**Provided information**
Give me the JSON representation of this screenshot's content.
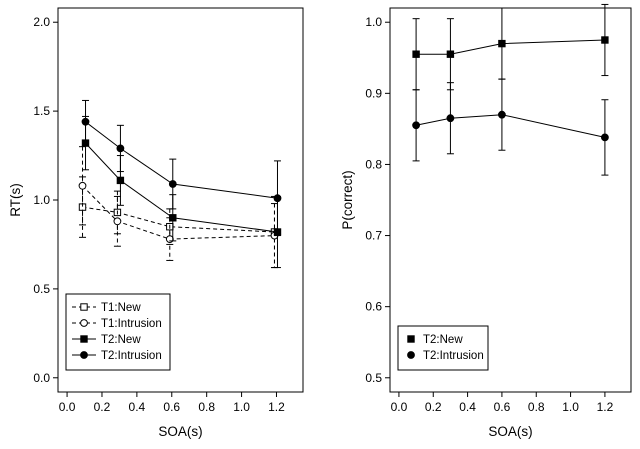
{
  "figure": {
    "background": "#ffffff",
    "axis_color": "#000000"
  },
  "chart_data": [
    {
      "type": "line",
      "title": "",
      "xlabel": "SOA(s)",
      "ylabel": "RT(s)",
      "xlim": [
        0.0,
        1.3
      ],
      "ylim": [
        0.0,
        2.0
      ],
      "xticks": [
        0.0,
        0.2,
        0.4,
        0.6,
        0.8,
        1.0,
        1.2
      ],
      "yticks": [
        0.0,
        0.5,
        1.0,
        1.5,
        2.0
      ],
      "x": [
        0.1,
        0.3,
        0.6,
        1.2
      ],
      "grid": false,
      "legend_position": "bottom-left",
      "legend_markers_only": false,
      "series": [
        {
          "name": "T1:New",
          "marker": "square-open",
          "line": "dashed",
          "values": [
            0.96,
            0.93,
            0.85,
            0.82
          ],
          "errors": [
            0.17,
            0.12,
            0.1,
            0.2
          ]
        },
        {
          "name": "T1:Intrusion",
          "marker": "circle-open",
          "line": "dashed",
          "values": [
            1.08,
            0.88,
            0.78,
            0.8
          ],
          "errors": [
            0.22,
            0.14,
            0.12,
            0.18
          ]
        },
        {
          "name": "T2:New",
          "marker": "square-filled",
          "line": "solid",
          "values": [
            1.32,
            1.11,
            0.9,
            0.82
          ],
          "errors": [
            0.15,
            0.14,
            0.13,
            0.2
          ]
        },
        {
          "name": "T2:Intrusion",
          "marker": "circle-filled",
          "line": "solid",
          "values": [
            1.44,
            1.29,
            1.09,
            1.01
          ],
          "errors": [
            0.12,
            0.13,
            0.14,
            0.21
          ]
        }
      ]
    },
    {
      "type": "line",
      "title": "",
      "xlabel": "SOA(s)",
      "ylabel": "P(correct)",
      "xlim": [
        0.0,
        1.3
      ],
      "ylim": [
        0.5,
        1.0
      ],
      "xticks": [
        0.0,
        0.2,
        0.4,
        0.6,
        0.8,
        1.0,
        1.2
      ],
      "yticks": [
        0.5,
        0.6,
        0.7,
        0.8,
        0.9,
        1.0
      ],
      "x": [
        0.1,
        0.3,
        0.6,
        1.2
      ],
      "grid": false,
      "legend_position": "bottom-left",
      "legend_markers_only": true,
      "series": [
        {
          "name": "T2:New",
          "marker": "square-filled",
          "line": "solid",
          "values": [
            0.955,
            0.955,
            0.97,
            0.975
          ],
          "errors": [
            0.05,
            0.05,
            0.05,
            0.05
          ]
        },
        {
          "name": "T2:Intrusion",
          "marker": "circle-filled",
          "line": "solid",
          "values": [
            0.855,
            0.865,
            0.87,
            0.838
          ],
          "errors": [
            0.05,
            0.05,
            0.05,
            0.053
          ]
        }
      ]
    }
  ]
}
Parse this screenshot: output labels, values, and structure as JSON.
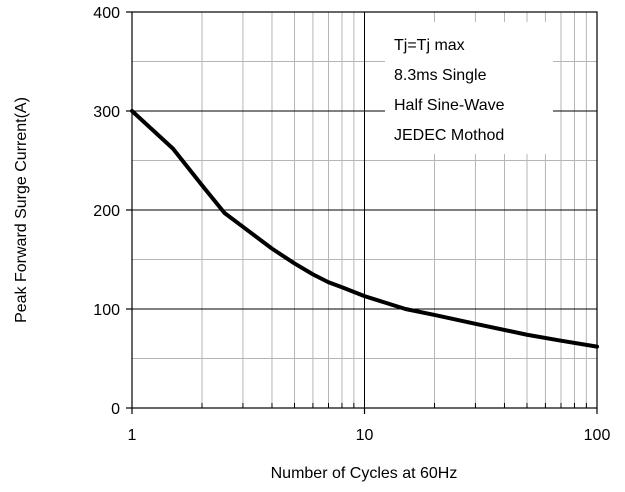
{
  "chart_data": {
    "type": "line",
    "title": "",
    "xlabel": "Number of Cycles at 60Hz",
    "ylabel": "Peak Forward Surge Current(A)",
    "xscale": "log",
    "xlim": [
      1,
      100
    ],
    "ylim": [
      0,
      400
    ],
    "x_ticks": [
      1,
      10,
      100
    ],
    "x_tick_labels": [
      "1",
      "10",
      "100"
    ],
    "y_ticks": [
      0,
      100,
      200,
      300,
      400
    ],
    "y_tick_labels": [
      "0",
      "100",
      "200",
      "300",
      "400"
    ],
    "grid": true,
    "colors": {
      "line": "#000000",
      "grid_major": "#000000",
      "grid_minor": "#b5b5b5"
    },
    "annotation": {
      "placement": "top-right",
      "lines": [
        "Tj=Tj max",
        "8.3ms Single",
        "Half Sine-Wave",
        "JEDEC Mothod"
      ]
    },
    "series": [
      {
        "x": [
          1,
          1.5,
          2,
          2.5,
          3,
          4,
          5,
          6,
          7,
          8,
          10,
          15,
          20,
          30,
          50,
          70,
          100
        ],
        "values": [
          300,
          262,
          225,
          197,
          183,
          161,
          146,
          135,
          127,
          122,
          113,
          100,
          94,
          85,
          74,
          68,
          62
        ]
      }
    ]
  }
}
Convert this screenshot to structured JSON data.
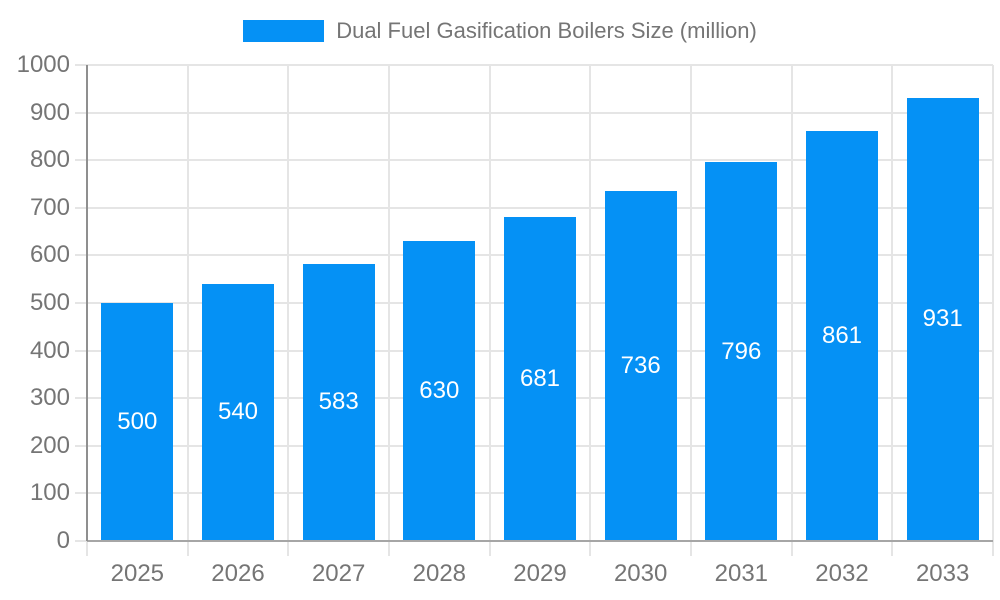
{
  "legend": {
    "label": "Dual Fuel Gasification Boilers Size (million)"
  },
  "colors": {
    "bar": "#0591f5",
    "bar_label": "#ffffff",
    "grid": "#e5e5e5",
    "axis_y": "#8f8f8f",
    "axis_x": "#a6a6a6",
    "text": "#757575",
    "background": "#ffffff"
  },
  "chart_data": {
    "type": "bar",
    "title": "Dual Fuel Gasification Boilers Size (million)",
    "categories": [
      "2025",
      "2026",
      "2027",
      "2028",
      "2029",
      "2030",
      "2031",
      "2032",
      "2033"
    ],
    "values": [
      500,
      540,
      583,
      630,
      681,
      736,
      796,
      861,
      931
    ],
    "series": [
      {
        "name": "Dual Fuel Gasification Boilers Size (million)",
        "values": [
          500,
          540,
          583,
          630,
          681,
          736,
          796,
          861,
          931
        ]
      }
    ],
    "xlabel": "",
    "ylabel": "",
    "ylim": [
      0,
      1000
    ],
    "yticks": [
      0,
      100,
      200,
      300,
      400,
      500,
      600,
      700,
      800,
      900,
      1000
    ],
    "grid": "on",
    "legend_position": "top-center",
    "bar_label_position": "inside-middle"
  }
}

**Written instruction**
Take the data above and repeat it exactly, leaving each picture out.

**The output**
Give me the JSON representation of this screenshot's content.
{
  "figure": {
    "background": "#ffffff",
    "axis_color": "#000000"
  },
  "chart_data": [
    {
      "type": "line",
      "title": "",
      "xlabel": "SOA(s)",
      "ylabel": "RT(s)",
      "xlim": [
        0.0,
        1.3
      ],
      "ylim": [
        0.0,
        2.0
      ],
      "xticks": [
        0.0,
        0.2,
        0.4,
        0.6,
        0.8,
        1.0,
        1.2
      ],
      "yticks": [
        0.0,
        0.5,
        1.0,
        1.5,
        2.0
      ],
      "x": [
        0.1,
        0.3,
        0.6,
        1.2
      ],
      "grid": false,
      "legend_position": "bottom-left",
      "legend_markers_only": false,
      "series": [
        {
          "name": "T1:New",
          "marker": "square-open",
          "line": "dashed",
          "values": [
            0.96,
            0.93,
            0.85,
            0.82
          ],
          "errors": [
            0.17,
            0.12,
            0.1,
            0.2
          ]
        },
        {
          "name": "T1:Intrusion",
          "marker": "circle-open",
          "line": "dashed",
          "values": [
            1.08,
            0.88,
            0.78,
            0.8
          ],
          "errors": [
            0.22,
            0.14,
            0.12,
            0.18
          ]
        },
        {
          "name": "T2:New",
          "marker": "square-filled",
          "line": "solid",
          "values": [
            1.32,
            1.11,
            0.9,
            0.82
          ],
          "errors": [
            0.15,
            0.14,
            0.13,
            0.2
          ]
        },
        {
          "name": "T2:Intrusion",
          "marker": "circle-filled",
          "line": "solid",
          "values": [
            1.44,
            1.29,
            1.09,
            1.01
          ],
          "errors": [
            0.12,
            0.13,
            0.14,
            0.21
          ]
        }
      ]
    },
    {
      "type": "line",
      "title": "",
      "xlabel": "SOA(s)",
      "ylabel": "P(correct)",
      "xlim": [
        0.0,
        1.3
      ],
      "ylim": [
        0.5,
        1.0
      ],
      "xticks": [
        0.0,
        0.2,
        0.4,
        0.6,
        0.8,
        1.0,
        1.2
      ],
      "yticks": [
        0.5,
        0.6,
        0.7,
        0.8,
        0.9,
        1.0
      ],
      "x": [
        0.1,
        0.3,
        0.6,
        1.2
      ],
      "grid": false,
      "legend_position": "bottom-left",
      "legend_markers_only": true,
      "series": [
        {
          "name": "T2:New",
          "marker": "square-filled",
          "line": "solid",
          "values": [
            0.955,
            0.955,
            0.97,
            0.975
          ],
          "errors": [
            0.05,
            0.05,
            0.05,
            0.05
          ]
        },
        {
          "name": "T2:Intrusion",
          "marker": "circle-filled",
          "line": "solid",
          "values": [
            0.855,
            0.865,
            0.87,
            0.838
          ],
          "errors": [
            0.05,
            0.05,
            0.05,
            0.053
          ]
        }
      ]
    }
  ]
}
Parse this screenshot: output labels, values, and structure as JSON.
{
  "chart_data": {
    "type": "line",
    "title": "",
    "xlabel": "Number of Cycles at 60Hz",
    "ylabel": "Peak Forward Surge Current(A)",
    "xscale": "log",
    "xlim": [
      1,
      100
    ],
    "ylim": [
      0,
      400
    ],
    "x_ticks": [
      1,
      10,
      100
    ],
    "x_tick_labels": [
      "1",
      "10",
      "100"
    ],
    "y_ticks": [
      0,
      100,
      200,
      300,
      400
    ],
    "y_tick_labels": [
      "0",
      "100",
      "200",
      "300",
      "400"
    ],
    "grid": true,
    "colors": {
      "line": "#000000",
      "grid_major": "#000000",
      "grid_minor": "#b5b5b5"
    },
    "annotation": {
      "placement": "top-right",
      "lines": [
        "Tj=Tj max",
        "8.3ms Single",
        "Half Sine-Wave",
        "JEDEC Mothod"
      ]
    },
    "series": [
      {
        "x": [
          1,
          1.5,
          2,
          2.5,
          3,
          4,
          5,
          6,
          7,
          8,
          10,
          15,
          20,
          30,
          50,
          70,
          100
        ],
        "values": [
          300,
          262,
          225,
          197,
          183,
          161,
          146,
          135,
          127,
          122,
          113,
          100,
          94,
          85,
          74,
          68,
          62
        ]
      }
    ]
  }
}
Convert this screenshot to structured JSON data.
{
  "legend": {
    "label": "Dual Fuel Gasification Boilers Size (million)"
  },
  "colors": {
    "bar": "#0591f5",
    "bar_label": "#ffffff",
    "grid": "#e5e5e5",
    "axis_y": "#8f8f8f",
    "axis_x": "#a6a6a6",
    "text": "#757575",
    "background": "#ffffff"
  },
  "chart_data": {
    "type": "bar",
    "title": "Dual Fuel Gasification Boilers Size (million)",
    "categories": [
      "2025",
      "2026",
      "2027",
      "2028",
      "2029",
      "2030",
      "2031",
      "2032",
      "2033"
    ],
    "values": [
      500,
      540,
      583,
      630,
      681,
      736,
      796,
      861,
      931
    ],
    "series": [
      {
        "name": "Dual Fuel Gasification Boilers Size (million)",
        "values": [
          500,
          540,
          583,
          630,
          681,
          736,
          796,
          861,
          931
        ]
      }
    ],
    "xlabel": "",
    "ylabel": "",
    "ylim": [
      0,
      1000
    ],
    "yticks": [
      0,
      100,
      200,
      300,
      400,
      500,
      600,
      700,
      800,
      900,
      1000
    ],
    "grid": "on",
    "legend_position": "top-center",
    "bar_label_position": "inside-middle"
  }
}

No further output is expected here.